What needs to be done:
Below are entries to be transcribed exactly; exclude the pictures from the copy.

Stored entries
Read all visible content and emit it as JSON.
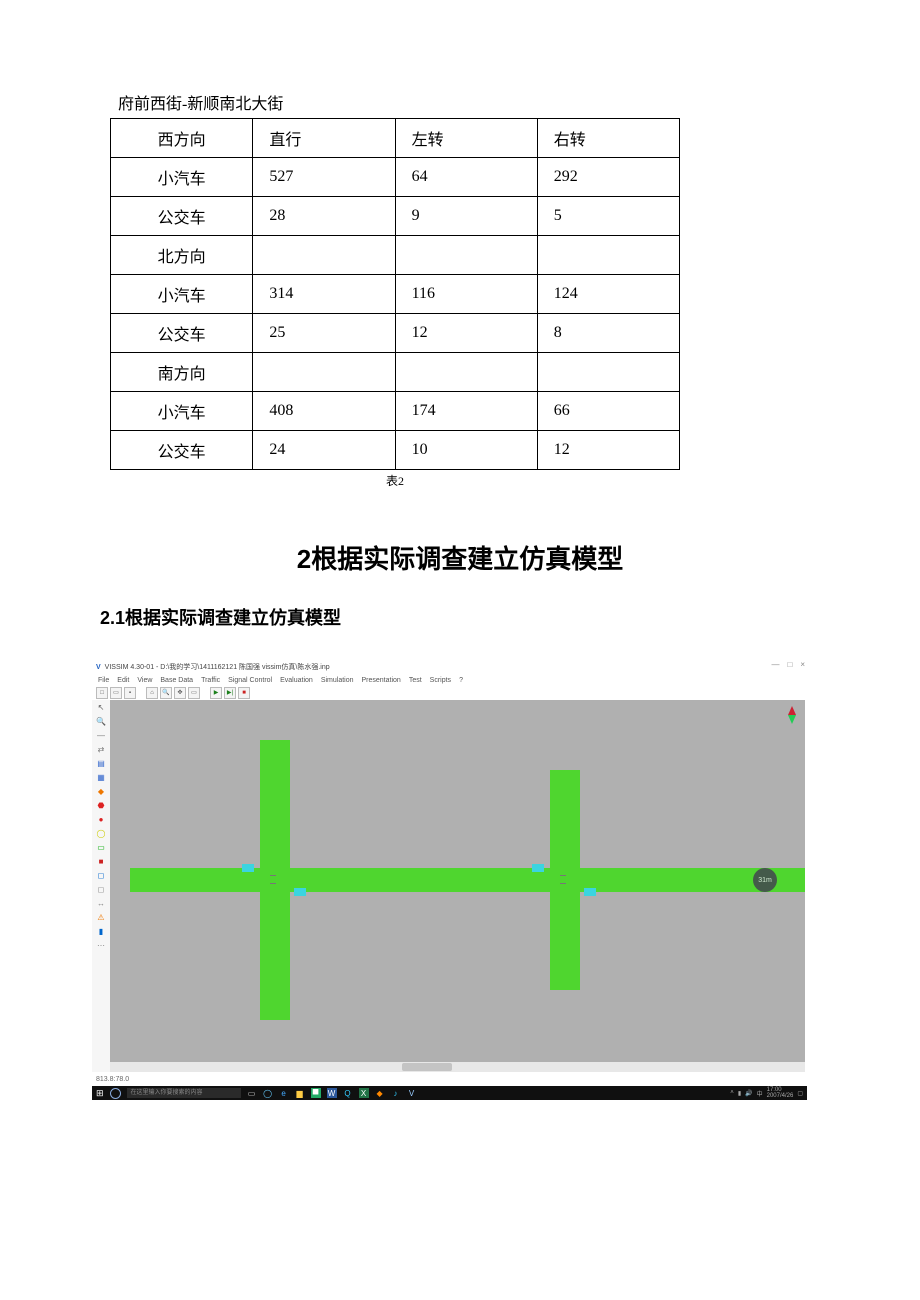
{
  "table": {
    "title": "府前西街-新顺南北大街",
    "headers": [
      "西方向",
      "直行",
      "左转",
      "右转"
    ],
    "rows": [
      {
        "label": "小汽车",
        "c1": "527",
        "c2": "64",
        "c3": "292"
      },
      {
        "label": "公交车",
        "c1": "28",
        "c2": "9",
        "c3": "5"
      },
      {
        "label": "北方向",
        "c1": "",
        "c2": "",
        "c3": ""
      },
      {
        "label": "小汽车",
        "c1": "314",
        "c2": "116",
        "c3": "124"
      },
      {
        "label": "公交车",
        "c1": "25",
        "c2": "12",
        "c3": "8"
      },
      {
        "label": "南方向",
        "c1": "",
        "c2": "",
        "c3": ""
      },
      {
        "label": "小汽车",
        "c1": "408",
        "c2": "174",
        "c3": "66"
      },
      {
        "label": "公交车",
        "c1": "24",
        "c2": "10",
        "c3": "12"
      }
    ],
    "caption": "表2"
  },
  "headings": {
    "h1": "2根据实际调查建立仿真模型",
    "h2": "2.1根据实际调查建立仿真模型"
  },
  "app": {
    "title": "VISSIM 4.30-01 - D:\\我的学习\\1411162121 陈国强 vissim仿真\\陈水强.inp",
    "menus": [
      "File",
      "Edit",
      "View",
      "Base Data",
      "Traffic",
      "Signal Control",
      "Evaluation",
      "Simulation",
      "Presentation",
      "Test",
      "Scripts",
      "?"
    ],
    "status": "813.8:78.0",
    "scale_badge": "31m",
    "search_placeholder": "在这里输入你要搜索的内容",
    "clock": "17:00",
    "date": "2007/4/26",
    "window_controls": {
      "min": "—",
      "max": "□",
      "close": "×"
    }
  },
  "colors": {
    "road": "#4fd62f",
    "stop": "#3bd4e0",
    "canvas": "#b0b0b0",
    "taskbar": "#101010"
  }
}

Solution for this task:
Read all visible content and emit it as JSON.
{
  "table": {
    "title": "府前西街-新顺南北大街",
    "headers": [
      "西方向",
      "直行",
      "左转",
      "右转"
    ],
    "rows": [
      {
        "label": "小汽车",
        "c1": "527",
        "c2": "64",
        "c3": "292"
      },
      {
        "label": "公交车",
        "c1": "28",
        "c2": "9",
        "c3": "5"
      },
      {
        "label": "北方向",
        "c1": "",
        "c2": "",
        "c3": ""
      },
      {
        "label": "小汽车",
        "c1": "314",
        "c2": "116",
        "c3": "124"
      },
      {
        "label": "公交车",
        "c1": "25",
        "c2": "12",
        "c3": "8"
      },
      {
        "label": "南方向",
        "c1": "",
        "c2": "",
        "c3": ""
      },
      {
        "label": "小汽车",
        "c1": "408",
        "c2": "174",
        "c3": "66"
      },
      {
        "label": "公交车",
        "c1": "24",
        "c2": "10",
        "c3": "12"
      }
    ],
    "caption": "表2"
  },
  "headings": {
    "h1": "2根据实际调查建立仿真模型",
    "h2": "2.1根据实际调查建立仿真模型"
  },
  "app": {
    "title": "VISSIM 4.30-01 - D:\\我的学习\\1411162121 陈国强 vissim仿真\\陈水强.inp",
    "menus": [
      "File",
      "Edit",
      "View",
      "Base Data",
      "Traffic",
      "Signal Control",
      "Evaluation",
      "Simulation",
      "Presentation",
      "Test",
      "Scripts",
      "?"
    ],
    "status": "813.8:78.0",
    "scale_badge": "31m",
    "search_placeholder": "在这里输入你要搜索的内容",
    "clock": "17:00",
    "date": "2007/4/26",
    "window_controls": {
      "min": "—",
      "max": "□",
      "close": "×"
    }
  },
  "colors": {
    "road": "#4fd62f",
    "stop": "#3bd4e0",
    "canvas": "#b0b0b0",
    "taskbar": "#101010"
  }
}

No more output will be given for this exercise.